[Start Data for processing]
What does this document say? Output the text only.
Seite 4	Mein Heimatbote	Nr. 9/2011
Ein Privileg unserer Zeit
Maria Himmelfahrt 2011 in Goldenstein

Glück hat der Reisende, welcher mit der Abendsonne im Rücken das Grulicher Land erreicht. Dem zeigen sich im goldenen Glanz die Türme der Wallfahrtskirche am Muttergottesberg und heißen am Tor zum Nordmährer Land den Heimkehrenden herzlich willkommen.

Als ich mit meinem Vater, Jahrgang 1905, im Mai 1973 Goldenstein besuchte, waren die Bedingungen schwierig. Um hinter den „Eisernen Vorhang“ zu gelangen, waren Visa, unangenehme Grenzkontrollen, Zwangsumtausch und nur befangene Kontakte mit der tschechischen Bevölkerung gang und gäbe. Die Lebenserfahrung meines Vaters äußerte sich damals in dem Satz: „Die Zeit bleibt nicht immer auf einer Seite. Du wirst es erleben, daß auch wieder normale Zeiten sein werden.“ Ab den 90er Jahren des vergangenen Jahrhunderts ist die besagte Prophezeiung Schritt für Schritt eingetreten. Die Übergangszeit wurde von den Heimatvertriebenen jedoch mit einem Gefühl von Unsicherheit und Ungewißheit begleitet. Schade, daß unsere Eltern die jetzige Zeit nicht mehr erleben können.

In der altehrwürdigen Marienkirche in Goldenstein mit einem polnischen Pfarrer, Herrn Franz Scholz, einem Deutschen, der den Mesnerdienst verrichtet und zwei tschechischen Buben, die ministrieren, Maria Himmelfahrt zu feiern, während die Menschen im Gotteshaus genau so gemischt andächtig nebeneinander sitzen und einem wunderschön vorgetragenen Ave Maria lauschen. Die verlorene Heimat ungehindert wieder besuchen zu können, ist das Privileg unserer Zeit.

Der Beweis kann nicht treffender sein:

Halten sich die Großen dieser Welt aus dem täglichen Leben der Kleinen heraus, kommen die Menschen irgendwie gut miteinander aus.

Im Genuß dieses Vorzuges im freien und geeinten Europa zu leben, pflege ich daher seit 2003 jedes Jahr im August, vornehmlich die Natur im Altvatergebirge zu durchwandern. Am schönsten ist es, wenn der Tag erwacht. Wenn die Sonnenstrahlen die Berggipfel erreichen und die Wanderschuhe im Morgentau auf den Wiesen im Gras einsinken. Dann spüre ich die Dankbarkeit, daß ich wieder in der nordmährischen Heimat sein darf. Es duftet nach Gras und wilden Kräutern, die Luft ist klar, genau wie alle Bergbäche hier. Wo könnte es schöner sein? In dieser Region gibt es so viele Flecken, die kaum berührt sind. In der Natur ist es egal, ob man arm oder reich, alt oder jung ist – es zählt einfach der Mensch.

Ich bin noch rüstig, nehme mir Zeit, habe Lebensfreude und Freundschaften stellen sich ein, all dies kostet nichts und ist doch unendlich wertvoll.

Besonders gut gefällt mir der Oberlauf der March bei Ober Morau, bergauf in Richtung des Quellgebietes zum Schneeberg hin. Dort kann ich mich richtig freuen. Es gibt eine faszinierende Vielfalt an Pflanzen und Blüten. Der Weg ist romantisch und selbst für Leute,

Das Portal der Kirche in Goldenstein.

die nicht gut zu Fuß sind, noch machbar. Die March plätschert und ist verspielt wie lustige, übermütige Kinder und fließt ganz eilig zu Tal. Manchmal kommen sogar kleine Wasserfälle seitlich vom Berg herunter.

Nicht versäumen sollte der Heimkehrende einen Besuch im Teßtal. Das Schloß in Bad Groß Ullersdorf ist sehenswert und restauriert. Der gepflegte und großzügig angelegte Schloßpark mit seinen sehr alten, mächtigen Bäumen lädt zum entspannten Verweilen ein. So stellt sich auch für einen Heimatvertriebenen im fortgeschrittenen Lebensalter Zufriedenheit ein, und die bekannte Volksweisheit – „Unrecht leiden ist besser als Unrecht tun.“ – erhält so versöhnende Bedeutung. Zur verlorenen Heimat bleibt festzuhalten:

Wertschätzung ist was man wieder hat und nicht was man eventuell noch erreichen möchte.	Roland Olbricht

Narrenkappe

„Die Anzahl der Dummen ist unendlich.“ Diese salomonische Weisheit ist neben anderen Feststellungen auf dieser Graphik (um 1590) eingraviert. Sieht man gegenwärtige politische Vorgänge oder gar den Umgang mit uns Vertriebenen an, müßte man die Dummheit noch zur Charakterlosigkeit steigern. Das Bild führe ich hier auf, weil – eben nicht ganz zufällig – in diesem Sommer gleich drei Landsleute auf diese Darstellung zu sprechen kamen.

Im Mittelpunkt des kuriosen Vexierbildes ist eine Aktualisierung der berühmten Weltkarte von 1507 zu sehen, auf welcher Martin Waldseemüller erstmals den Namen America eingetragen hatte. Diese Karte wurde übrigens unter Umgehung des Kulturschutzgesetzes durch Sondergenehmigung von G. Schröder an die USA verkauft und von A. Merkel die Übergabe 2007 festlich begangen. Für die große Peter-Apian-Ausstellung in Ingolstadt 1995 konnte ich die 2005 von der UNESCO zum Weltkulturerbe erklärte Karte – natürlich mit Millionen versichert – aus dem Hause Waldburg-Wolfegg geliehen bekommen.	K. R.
[End Data for processing]
▶ _What the exercise asks_
Print the material once more, exactly.

▶ _Response_
What does this document say? Output the text only.
Seite 4	Mein Heimatbote	Nr. 9/2011
Ein Privileg unserer Zeit
Maria Himmelfahrt 2011 in Goldenstein

Glück hat der Reisende, welcher mit der Abendsonne im Rücken das Grulicher Land erreicht. Dem zeigen sich im goldenen Glanz die Türme der Wallfahrtskirche am Muttergottesberg und heißen am Tor zum Nordmährer Land den Heimkehrenden herzlich willkommen.

Als ich mit meinem Vater, Jahrgang 1905, im Mai 1973 Goldenstein besuchte, waren die Bedingungen schwierig. Um hinter den „Eisernen Vorhang“ zu gelangen, waren Visa, unangenehme Grenzkontrollen, Zwangsumtausch und nur befangene Kontakte mit der tschechischen Bevölkerung gang und gäbe. Die Lebenserfahrung meines Vaters äußerte sich damals in dem Satz: „Die Zeit bleibt nicht immer auf einer Seite. Du wirst es erleben, daß auch wieder normale Zeiten sein werden.“ Ab den 90er Jahren des vergangenen Jahrhunderts ist die besagte Prophezeiung Schritt für Schritt eingetreten. Die Übergangszeit wurde von den Heimatvertriebenen jedoch mit einem Gefühl von Unsicherheit und Ungewißheit begleitet. Schade, daß unsere Eltern die jetzige Zeit nicht mehr erleben können.

In der altehrwürdigen Marienkirche in Goldenstein mit einem polnischen Pfarrer, Herrn Franz Scholz, einem Deutschen, der den Mesnerdienst verrichtet und zwei tschechischen Buben, die ministrieren, Maria Himmelfahrt zu feiern, während die Menschen im Gotteshaus genau so gemischt andächtig nebeneinander sitzen und einem wunderschön vorgetragenen Ave Maria lauschen. Die verlorene Heimat ungehindert wieder besuchen zu können, ist das Privileg unserer Zeit.

Der Beweis kann nicht treffender sein:

Halten sich die Großen dieser Welt aus dem täglichen Leben der Kleinen heraus, kommen die Menschen irgendwie gut miteinander aus.

Im Genuß dieses Vorzuges im freien und geeinten Europa zu leben, pflege ich daher seit 2003 jedes Jahr im August, vornehmlich die Natur im Altvatergebirge zu durchwandern. Am schönsten ist es, wenn der Tag erwacht. Wenn die Sonnenstrahlen die Berggipfel erreichen und die Wanderschuhe im Morgentau auf den Wiesen im Gras einsinken. Dann spüre ich die Dankbarkeit, daß ich wieder in der nordmährischen Heimat sein darf. Es duftet nach Gras und wilden Kräutern, die Luft ist klar, genau wie alle Bergbäche hier. Wo könnte es schöner sein? In dieser Region gibt es so viele Flecken, die kaum berührt sind. In der Natur ist es egal, ob man arm oder reich, alt oder jung ist – es zählt einfach der Mensch.

Ich bin noch rüstig, nehme mir Zeit, habe Lebensfreude und Freundschaften stellen sich ein, all dies kostet nichts und ist doch unendlich wertvoll.

Besonders gut gefällt mir der Oberlauf der March bei Ober Morau, bergauf in Richtung des Quellgebietes zum Schneeberg hin. Dort kann ich mich richtig freuen. Es gibt eine faszinierende Vielfalt an Pflanzen und Blüten. Der Weg ist romantisch und selbst für Leute,

Das Portal der Kirche in Goldenstein.

die nicht gut zu Fuß sind, noch machbar. Die March plätschert und ist verspielt wie lustige, übermütige Kinder und fließt ganz eilig zu Tal. Manchmal kommen sogar kleine Wasserfälle seitlich vom Berg herunter.

Nicht versäumen sollte der Heimkehrende einen Besuch im Teßtal. Das Schloß in Bad Groß Ullersdorf ist sehenswert und restauriert. Der gepflegte und großzügig angelegte Schloßpark mit seinen sehr alten, mächtigen Bäumen lädt zum entspannten Verweilen ein. So stellt sich auch für einen Heimatvertriebenen im fortgeschrittenen Lebensalter Zufriedenheit ein, und die bekannte Volksweisheit – „Unrecht leiden ist besser als Unrecht tun.“ – erhält so versöhnende Bedeutung. Zur verlorenen Heimat bleibt festzuhalten:

Wertschätzung ist was man wieder hat und nicht was man eventuell noch erreichen möchte.	Roland Olbricht

Narrenkappe

„Die Anzahl der Dummen ist unendlich.“ Diese salomonische Weisheit ist neben anderen Feststellungen auf dieser Graphik (um 1590) eingraviert. Sieht man gegenwärtige politische Vorgänge oder gar den Umgang mit uns Vertriebenen an, müßte man die Dummheit noch zur Charakterlosigkeit steigern. Das Bild führe ich hier auf, weil – eben nicht ganz zufällig – in diesem Sommer gleich drei Landsleute auf diese Darstellung zu sprechen kamen.

Im Mittelpunkt des kuriosen Vexierbildes ist eine Aktualisierung der berühmten Weltkarte von 1507 zu sehen, auf welcher Martin Waldseemüller erstmals den Namen America eingetragen hatte. Diese Karte wurde übrigens unter Umgehung des Kulturschutzgesetzes durch Sondergenehmigung von G. Schröder an die USA verkauft und von A. Merkel die Übergabe 2007 festlich begangen. Für die große Peter-Apian-Ausstellung in Ingolstadt 1995 konnte ich die 2005 von der UNESCO zum Weltkulturerbe erklärte Karte – natürlich mit Millionen versichert – aus dem Hause Waldburg-Wolfegg geliehen bekommen.	K. R.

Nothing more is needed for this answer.